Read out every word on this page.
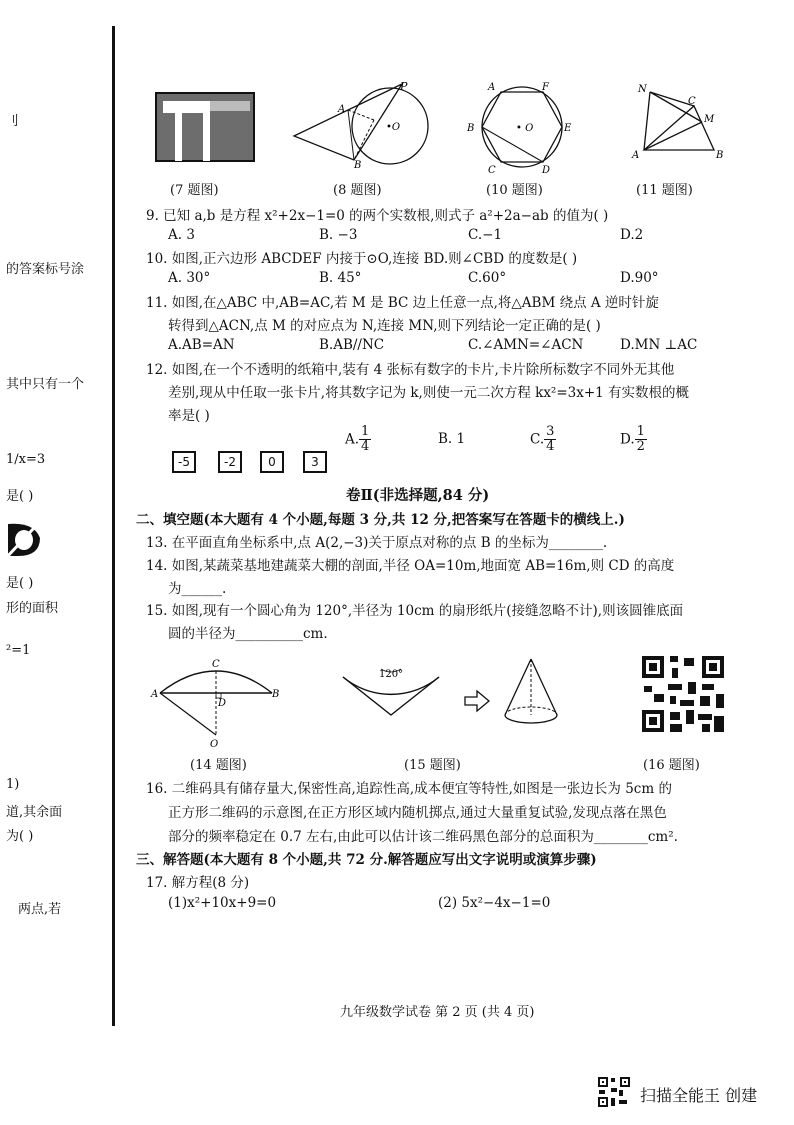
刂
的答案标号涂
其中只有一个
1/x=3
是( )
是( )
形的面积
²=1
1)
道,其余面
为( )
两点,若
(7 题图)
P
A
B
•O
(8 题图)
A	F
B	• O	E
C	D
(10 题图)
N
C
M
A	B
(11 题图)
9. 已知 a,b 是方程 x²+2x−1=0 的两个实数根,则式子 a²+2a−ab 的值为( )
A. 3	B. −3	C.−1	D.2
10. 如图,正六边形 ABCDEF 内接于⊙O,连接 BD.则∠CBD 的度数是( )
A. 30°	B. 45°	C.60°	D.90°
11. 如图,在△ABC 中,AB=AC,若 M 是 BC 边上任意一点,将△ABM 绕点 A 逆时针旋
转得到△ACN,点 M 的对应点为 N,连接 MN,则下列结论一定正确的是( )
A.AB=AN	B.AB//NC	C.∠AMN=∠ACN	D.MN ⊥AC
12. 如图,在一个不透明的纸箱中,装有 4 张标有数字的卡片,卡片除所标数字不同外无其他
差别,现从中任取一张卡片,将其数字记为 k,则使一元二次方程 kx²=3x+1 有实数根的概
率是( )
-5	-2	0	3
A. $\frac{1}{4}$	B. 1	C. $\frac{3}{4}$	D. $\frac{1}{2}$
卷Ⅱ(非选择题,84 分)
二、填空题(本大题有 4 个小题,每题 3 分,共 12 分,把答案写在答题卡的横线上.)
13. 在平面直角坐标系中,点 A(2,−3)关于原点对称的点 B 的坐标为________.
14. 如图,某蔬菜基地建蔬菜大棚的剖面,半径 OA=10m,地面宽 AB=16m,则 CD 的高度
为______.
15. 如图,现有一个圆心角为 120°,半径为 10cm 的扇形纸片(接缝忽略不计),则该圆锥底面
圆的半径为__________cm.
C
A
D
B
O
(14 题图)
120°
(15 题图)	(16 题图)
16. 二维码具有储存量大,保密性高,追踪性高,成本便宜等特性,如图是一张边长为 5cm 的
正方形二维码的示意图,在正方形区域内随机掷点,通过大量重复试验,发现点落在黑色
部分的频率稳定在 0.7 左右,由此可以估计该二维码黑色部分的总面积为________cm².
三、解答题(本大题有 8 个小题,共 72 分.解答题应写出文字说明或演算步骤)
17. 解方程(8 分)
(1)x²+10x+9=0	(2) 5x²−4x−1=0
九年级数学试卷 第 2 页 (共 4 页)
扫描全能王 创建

++++

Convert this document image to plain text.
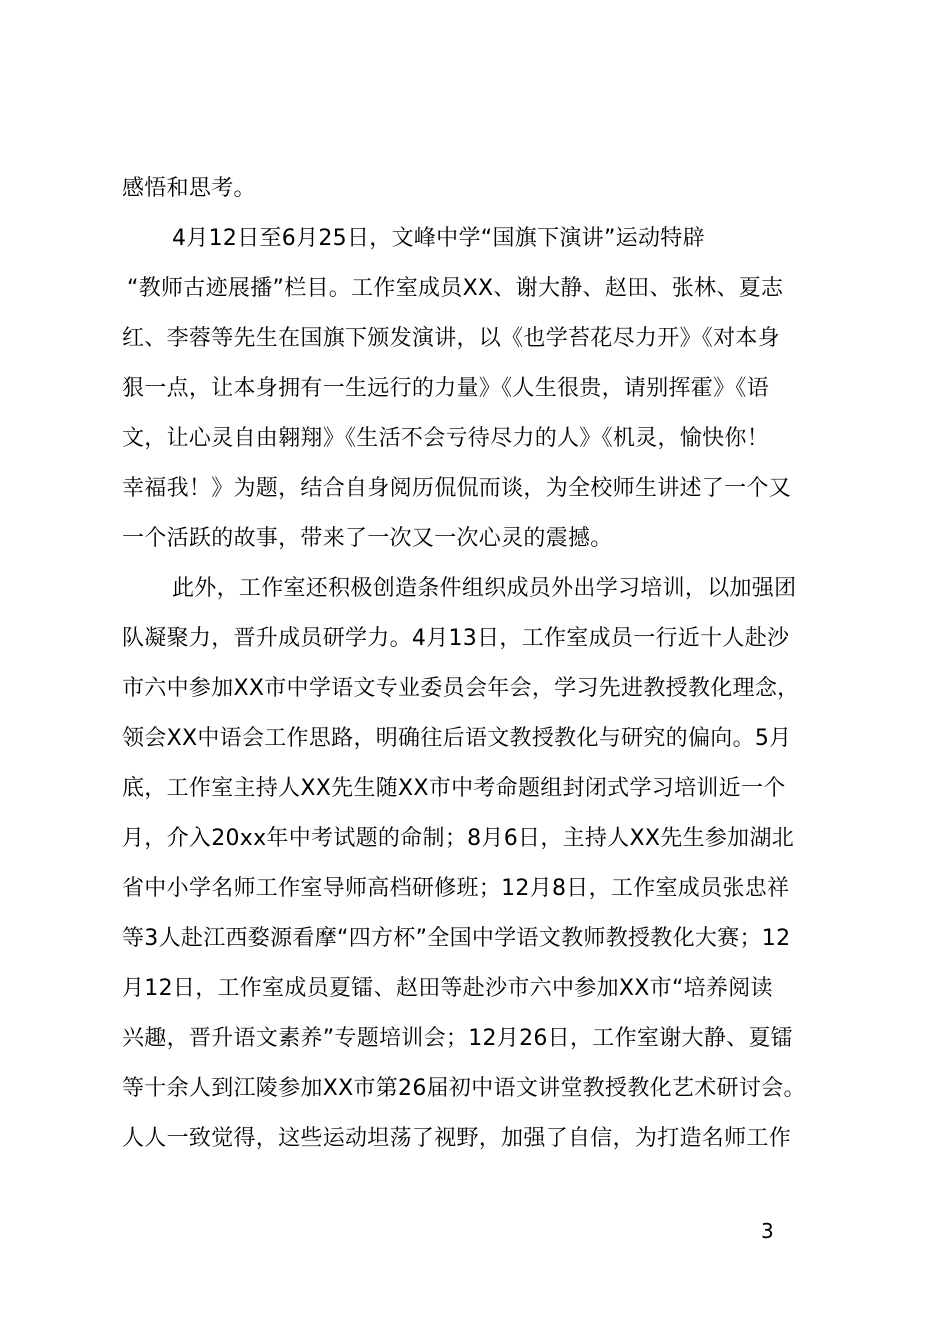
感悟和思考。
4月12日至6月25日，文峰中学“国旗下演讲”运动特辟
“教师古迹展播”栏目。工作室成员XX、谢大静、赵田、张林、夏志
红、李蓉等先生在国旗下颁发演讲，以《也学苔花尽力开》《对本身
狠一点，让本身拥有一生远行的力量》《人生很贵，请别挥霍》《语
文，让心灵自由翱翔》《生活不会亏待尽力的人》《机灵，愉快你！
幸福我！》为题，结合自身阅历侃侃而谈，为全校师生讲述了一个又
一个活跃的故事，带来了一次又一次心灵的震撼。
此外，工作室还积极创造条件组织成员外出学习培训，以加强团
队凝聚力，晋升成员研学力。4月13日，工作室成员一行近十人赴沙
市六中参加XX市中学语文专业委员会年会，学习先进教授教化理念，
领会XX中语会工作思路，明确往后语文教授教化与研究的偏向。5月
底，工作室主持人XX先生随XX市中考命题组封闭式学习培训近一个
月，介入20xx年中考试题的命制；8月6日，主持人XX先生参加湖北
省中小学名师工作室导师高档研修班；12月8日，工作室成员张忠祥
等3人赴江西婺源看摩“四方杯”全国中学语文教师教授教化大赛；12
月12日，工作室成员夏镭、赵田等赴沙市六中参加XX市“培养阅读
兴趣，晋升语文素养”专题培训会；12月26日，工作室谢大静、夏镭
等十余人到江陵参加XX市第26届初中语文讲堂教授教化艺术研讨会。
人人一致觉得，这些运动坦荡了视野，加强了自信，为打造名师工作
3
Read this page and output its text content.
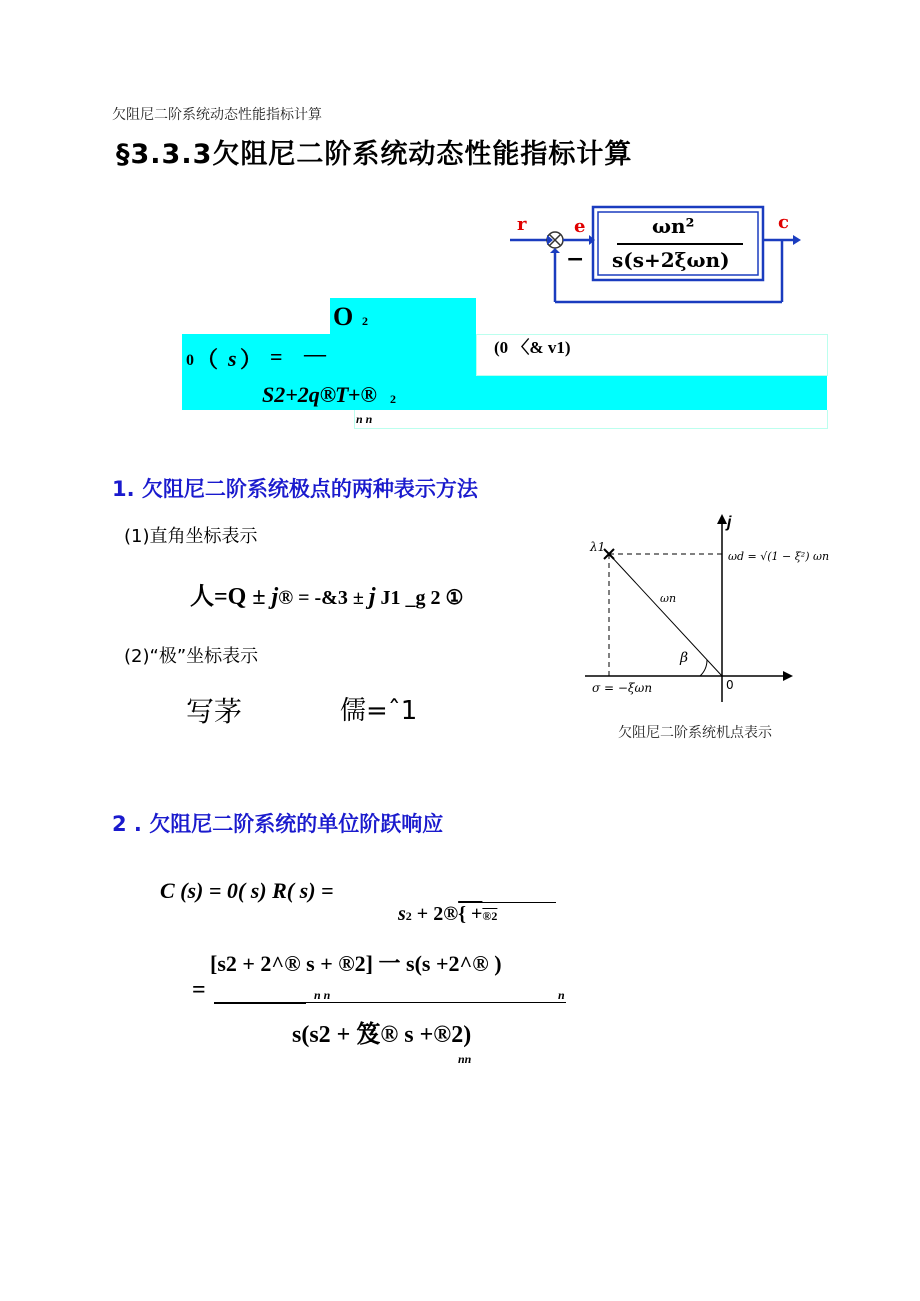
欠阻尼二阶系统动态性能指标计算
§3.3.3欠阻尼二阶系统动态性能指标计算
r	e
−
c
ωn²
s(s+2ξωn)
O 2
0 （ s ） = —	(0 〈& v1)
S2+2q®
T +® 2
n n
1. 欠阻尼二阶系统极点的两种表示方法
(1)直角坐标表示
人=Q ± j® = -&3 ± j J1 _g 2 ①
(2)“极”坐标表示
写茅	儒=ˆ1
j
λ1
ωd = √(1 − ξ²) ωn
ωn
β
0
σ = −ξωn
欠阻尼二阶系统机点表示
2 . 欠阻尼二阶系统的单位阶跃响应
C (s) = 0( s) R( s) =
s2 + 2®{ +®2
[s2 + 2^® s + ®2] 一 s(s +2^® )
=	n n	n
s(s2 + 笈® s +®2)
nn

++++

Select every line of the material above holding the word "text" and copy it.

▶ **COMPLETE RESPONSE**
Convert this document image to plain text.
Read this page and output its text content.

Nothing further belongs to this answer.